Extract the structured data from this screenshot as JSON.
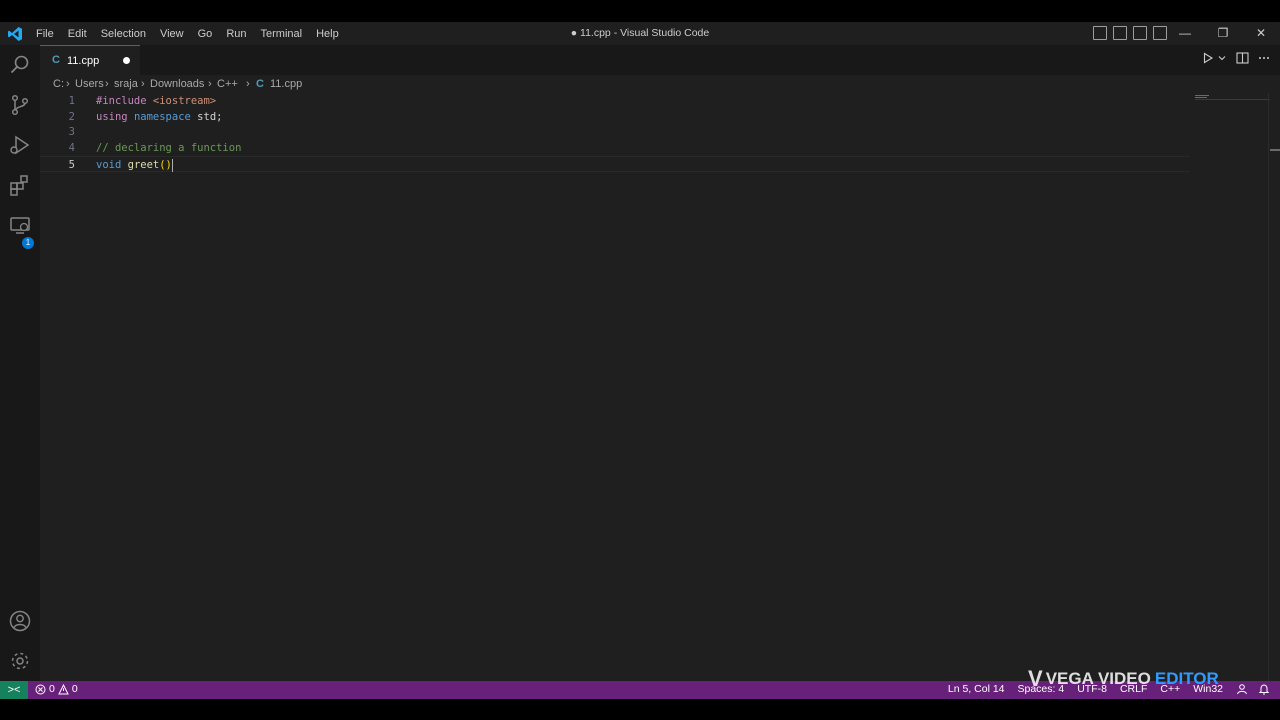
{
  "window": {
    "title": "● 11.cpp - Visual Studio Code",
    "menu": [
      "File",
      "Edit",
      "Selection",
      "View",
      "Go",
      "Run",
      "Terminal",
      "Help"
    ],
    "controls": {
      "minimize": "—",
      "restore": "❐",
      "close": "✕"
    }
  },
  "activity_bar": {
    "icons": [
      "explorer-icon",
      "search-icon",
      "source-control-icon",
      "run-debug-icon",
      "extensions-icon",
      "remote-explorer-icon",
      "accounts-icon",
      "settings-gear-icon"
    ],
    "extensions_badge": "1"
  },
  "tab": {
    "label": "11.cpp",
    "file_icon": "C",
    "dirty": true
  },
  "breadcrumb": [
    "C:",
    "Users",
    "sraja",
    "Downloads",
    "C++",
    "11.cpp"
  ],
  "editor": {
    "line_numbers": [
      "1",
      "2",
      "3",
      "4",
      "5"
    ],
    "lines": [
      {
        "tokens": [
          {
            "t": "#include",
            "c": "kw-purple"
          },
          {
            "t": " ",
            "c": "plain"
          },
          {
            "t": "<iostream>",
            "c": "str"
          }
        ]
      },
      {
        "tokens": [
          {
            "t": "using",
            "c": "kw-purple"
          },
          {
            "t": " ",
            "c": "plain"
          },
          {
            "t": "namespace",
            "c": "kw-blue"
          },
          {
            "t": " ",
            "c": "plain"
          },
          {
            "t": "std",
            "c": "plain"
          },
          {
            "t": ";",
            "c": "plain"
          }
        ]
      },
      {
        "tokens": []
      },
      {
        "tokens": [
          {
            "t": "// declaring a function",
            "c": "comment"
          }
        ]
      },
      {
        "tokens": [
          {
            "t": "void",
            "c": "kw-blue"
          },
          {
            "t": " ",
            "c": "plain"
          },
          {
            "t": "greet",
            "c": "fn"
          },
          {
            "t": "()",
            "c": "paren"
          }
        ]
      }
    ],
    "active_line": 5
  },
  "status_bar": {
    "remote": "><",
    "errors": "0",
    "warnings": "0",
    "position": "Ln 5, Col 14",
    "spaces": "Spaces: 4",
    "encoding": "UTF-8",
    "eol": "CRLF",
    "language": "C++",
    "platform": "Win32"
  },
  "watermark": {
    "mark": "V",
    "word1": "VEGA VIDEO",
    "word2": "EDITOR"
  },
  "colors": {
    "accent": "#0078d4",
    "statusbar": "#68217a",
    "remote": "#16825d",
    "editor_bg": "#1f1f1f"
  }
}
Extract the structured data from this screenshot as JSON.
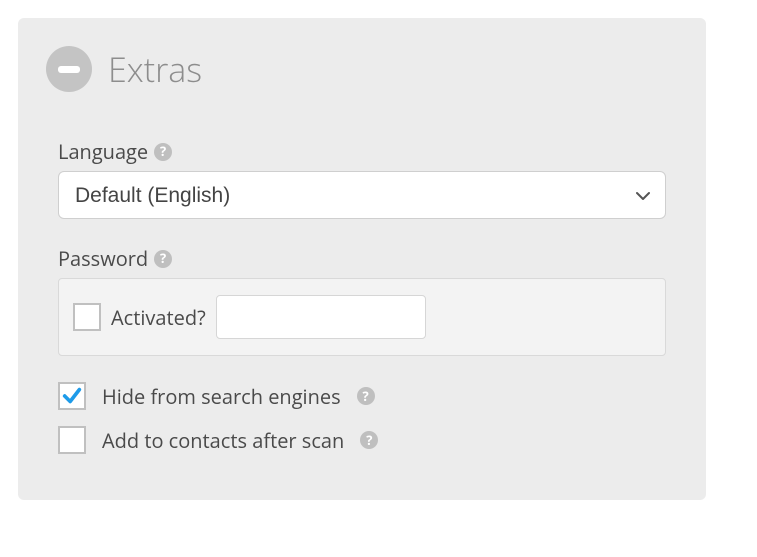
{
  "panel": {
    "title": "Extras"
  },
  "language": {
    "label": "Language",
    "selected": "Default (English)"
  },
  "password": {
    "label": "Password",
    "activated_label": "Activated?",
    "activated_checked": false,
    "value": ""
  },
  "options": {
    "hide_from_search": {
      "label": "Hide from search engines",
      "checked": true
    },
    "add_to_contacts": {
      "label": "Add to contacts after scan",
      "checked": false
    }
  },
  "help_glyph": "?"
}
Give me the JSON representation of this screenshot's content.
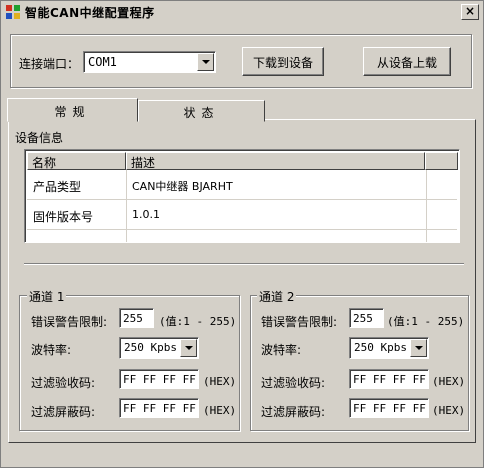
{
  "window": {
    "title": "智能CAN中继配置程序",
    "close_label": "×"
  },
  "connection": {
    "port_label": "连接端口：",
    "port_value": "COM1",
    "download_label": "下载到设备",
    "upload_label": "从设备上载"
  },
  "tabs": [
    {
      "label": "常规",
      "active": true
    },
    {
      "label": "状态",
      "active": false
    }
  ],
  "device_info": {
    "section_label": "设备信息",
    "columns": [
      "名称",
      "描述"
    ],
    "rows": [
      [
        "产品类型",
        "CAN中继器 BJARHT"
      ],
      [
        "固件版本号",
        "1.0.1"
      ]
    ]
  },
  "channels": [
    {
      "title": "通道 1",
      "warn_label": "错误警告限制:",
      "warn_value": "255",
      "warn_hint": "(值:1 - 255)",
      "baud_label": "波特率:",
      "baud_value": "250  Kpbs",
      "acc_code_label": "过滤验收码:",
      "acc_code_value": "FF FF FF FF",
      "acc_code_unit": "(HEX)",
      "mask_label": "过滤屏蔽码:",
      "mask_value": "FF FF FF FF",
      "mask_unit": "(HEX)"
    },
    {
      "title": "通道 2",
      "warn_label": "错误警告限制:",
      "warn_value": "255",
      "warn_hint": "(值:1 - 255)",
      "baud_label": "波特率:",
      "baud_value": "250  Kpbs",
      "acc_code_label": "过滤验收码:",
      "acc_code_value": "FF FF FF FF",
      "acc_code_unit": "(HEX)",
      "mask_label": "过滤屏蔽码:",
      "mask_value": "FF FF FF FF",
      "mask_unit": "(HEX)"
    }
  ]
}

▶ _STATED PROBLEM_
Only lines with the word "remote" should be collected from the material.

▶ _SOLUTION TO THIS EXERCISE_
      "remote-explorer-icon",
    "remote": "><",
    "remote": "#16825d",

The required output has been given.